Goal: Identify each line below that contains the word "from", and copy it out.

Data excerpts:

......

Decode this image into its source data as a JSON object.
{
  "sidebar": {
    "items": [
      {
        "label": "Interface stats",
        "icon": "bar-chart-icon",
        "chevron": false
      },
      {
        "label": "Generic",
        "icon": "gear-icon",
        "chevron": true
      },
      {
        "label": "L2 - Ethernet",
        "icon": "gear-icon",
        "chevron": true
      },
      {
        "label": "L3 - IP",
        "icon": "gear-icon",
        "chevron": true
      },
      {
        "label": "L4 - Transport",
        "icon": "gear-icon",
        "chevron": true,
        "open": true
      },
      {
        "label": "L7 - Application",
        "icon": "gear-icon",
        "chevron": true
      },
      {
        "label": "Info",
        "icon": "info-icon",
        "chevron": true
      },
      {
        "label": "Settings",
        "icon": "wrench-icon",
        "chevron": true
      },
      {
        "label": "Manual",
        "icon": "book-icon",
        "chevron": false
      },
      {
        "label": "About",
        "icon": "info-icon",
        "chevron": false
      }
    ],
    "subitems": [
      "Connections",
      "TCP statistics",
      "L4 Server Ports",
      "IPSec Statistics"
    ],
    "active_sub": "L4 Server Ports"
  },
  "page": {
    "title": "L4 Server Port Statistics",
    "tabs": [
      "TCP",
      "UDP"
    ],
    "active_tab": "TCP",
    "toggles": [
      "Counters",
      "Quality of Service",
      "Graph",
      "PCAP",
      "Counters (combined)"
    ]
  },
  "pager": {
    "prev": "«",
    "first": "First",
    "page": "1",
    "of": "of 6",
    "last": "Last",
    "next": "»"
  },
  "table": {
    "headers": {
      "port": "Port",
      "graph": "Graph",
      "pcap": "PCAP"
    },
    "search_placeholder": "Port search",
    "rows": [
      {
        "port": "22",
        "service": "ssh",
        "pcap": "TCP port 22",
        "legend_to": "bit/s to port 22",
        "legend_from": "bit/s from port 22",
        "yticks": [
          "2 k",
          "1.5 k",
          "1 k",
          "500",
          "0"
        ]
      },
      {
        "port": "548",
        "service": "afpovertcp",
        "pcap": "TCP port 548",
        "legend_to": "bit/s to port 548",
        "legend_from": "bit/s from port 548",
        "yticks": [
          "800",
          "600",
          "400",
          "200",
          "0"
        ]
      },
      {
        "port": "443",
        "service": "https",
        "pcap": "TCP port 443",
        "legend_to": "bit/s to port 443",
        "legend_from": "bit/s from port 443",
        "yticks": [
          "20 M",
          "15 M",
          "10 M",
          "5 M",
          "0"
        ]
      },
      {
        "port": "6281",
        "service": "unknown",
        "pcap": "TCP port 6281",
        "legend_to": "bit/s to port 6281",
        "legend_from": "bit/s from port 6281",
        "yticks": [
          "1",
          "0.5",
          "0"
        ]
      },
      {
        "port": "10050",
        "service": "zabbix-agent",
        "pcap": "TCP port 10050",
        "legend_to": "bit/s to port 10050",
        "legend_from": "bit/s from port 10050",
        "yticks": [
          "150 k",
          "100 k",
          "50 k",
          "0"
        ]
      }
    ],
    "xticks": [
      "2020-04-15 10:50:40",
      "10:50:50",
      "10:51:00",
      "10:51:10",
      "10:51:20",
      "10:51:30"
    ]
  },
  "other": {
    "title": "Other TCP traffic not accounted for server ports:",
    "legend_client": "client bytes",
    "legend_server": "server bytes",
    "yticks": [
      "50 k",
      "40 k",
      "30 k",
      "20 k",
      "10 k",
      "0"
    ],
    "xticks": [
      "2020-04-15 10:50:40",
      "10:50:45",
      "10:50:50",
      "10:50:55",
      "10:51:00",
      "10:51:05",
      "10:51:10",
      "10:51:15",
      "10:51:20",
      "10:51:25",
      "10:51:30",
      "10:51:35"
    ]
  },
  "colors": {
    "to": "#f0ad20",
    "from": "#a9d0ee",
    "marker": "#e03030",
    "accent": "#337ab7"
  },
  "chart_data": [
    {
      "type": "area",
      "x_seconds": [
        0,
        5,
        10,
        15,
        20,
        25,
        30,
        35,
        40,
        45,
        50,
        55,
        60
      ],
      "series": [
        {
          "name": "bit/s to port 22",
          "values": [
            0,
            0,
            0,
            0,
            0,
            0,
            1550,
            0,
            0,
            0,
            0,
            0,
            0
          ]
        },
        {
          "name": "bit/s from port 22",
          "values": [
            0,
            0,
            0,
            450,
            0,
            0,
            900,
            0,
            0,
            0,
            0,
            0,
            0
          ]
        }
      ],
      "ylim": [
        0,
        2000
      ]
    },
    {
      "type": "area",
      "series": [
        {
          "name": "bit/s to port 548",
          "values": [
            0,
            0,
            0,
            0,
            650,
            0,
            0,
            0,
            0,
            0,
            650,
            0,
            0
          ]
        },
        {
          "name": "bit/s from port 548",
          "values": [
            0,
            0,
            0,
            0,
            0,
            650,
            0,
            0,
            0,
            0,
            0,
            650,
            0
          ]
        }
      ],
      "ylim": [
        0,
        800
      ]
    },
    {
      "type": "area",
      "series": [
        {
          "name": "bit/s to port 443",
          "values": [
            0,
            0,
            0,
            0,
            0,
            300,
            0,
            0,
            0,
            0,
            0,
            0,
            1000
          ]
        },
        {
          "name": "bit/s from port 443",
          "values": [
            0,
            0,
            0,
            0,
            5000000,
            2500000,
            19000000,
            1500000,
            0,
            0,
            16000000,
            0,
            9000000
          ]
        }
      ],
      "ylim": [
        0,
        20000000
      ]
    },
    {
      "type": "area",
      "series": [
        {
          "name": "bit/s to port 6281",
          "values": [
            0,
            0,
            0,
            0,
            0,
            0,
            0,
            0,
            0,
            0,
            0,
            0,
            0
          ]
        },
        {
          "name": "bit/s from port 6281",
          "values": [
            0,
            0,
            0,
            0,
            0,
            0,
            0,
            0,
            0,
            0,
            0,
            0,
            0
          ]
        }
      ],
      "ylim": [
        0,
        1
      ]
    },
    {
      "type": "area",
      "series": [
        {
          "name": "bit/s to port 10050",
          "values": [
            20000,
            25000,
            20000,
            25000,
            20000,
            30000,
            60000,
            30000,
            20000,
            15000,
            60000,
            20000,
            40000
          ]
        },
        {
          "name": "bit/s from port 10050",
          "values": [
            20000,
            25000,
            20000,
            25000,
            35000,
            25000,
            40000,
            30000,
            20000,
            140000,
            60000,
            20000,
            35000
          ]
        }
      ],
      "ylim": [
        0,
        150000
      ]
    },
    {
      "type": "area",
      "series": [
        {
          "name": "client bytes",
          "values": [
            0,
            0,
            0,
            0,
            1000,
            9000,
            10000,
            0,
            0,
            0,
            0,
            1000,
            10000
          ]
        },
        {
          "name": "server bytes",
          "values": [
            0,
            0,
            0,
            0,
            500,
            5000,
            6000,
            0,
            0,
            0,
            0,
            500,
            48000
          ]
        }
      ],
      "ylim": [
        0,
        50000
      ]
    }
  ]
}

......

Response:
        "legend_from": "bit/s from port 22",
        "legend_from": "bit/s from port 548",
        "legend_from": "bit/s from port 443",
        "legend_from": "bit/s from port 6281",
        "legend_from": "bit/s from port 10050",
    "from": "#a9d0ee",
          "name": "bit/s from port 22",
          "name": "bit/s from port 548",
          "name": "bit/s from port 443",
          "name": "bit/s from port 6281",
          "name": "bit/s from port 10050",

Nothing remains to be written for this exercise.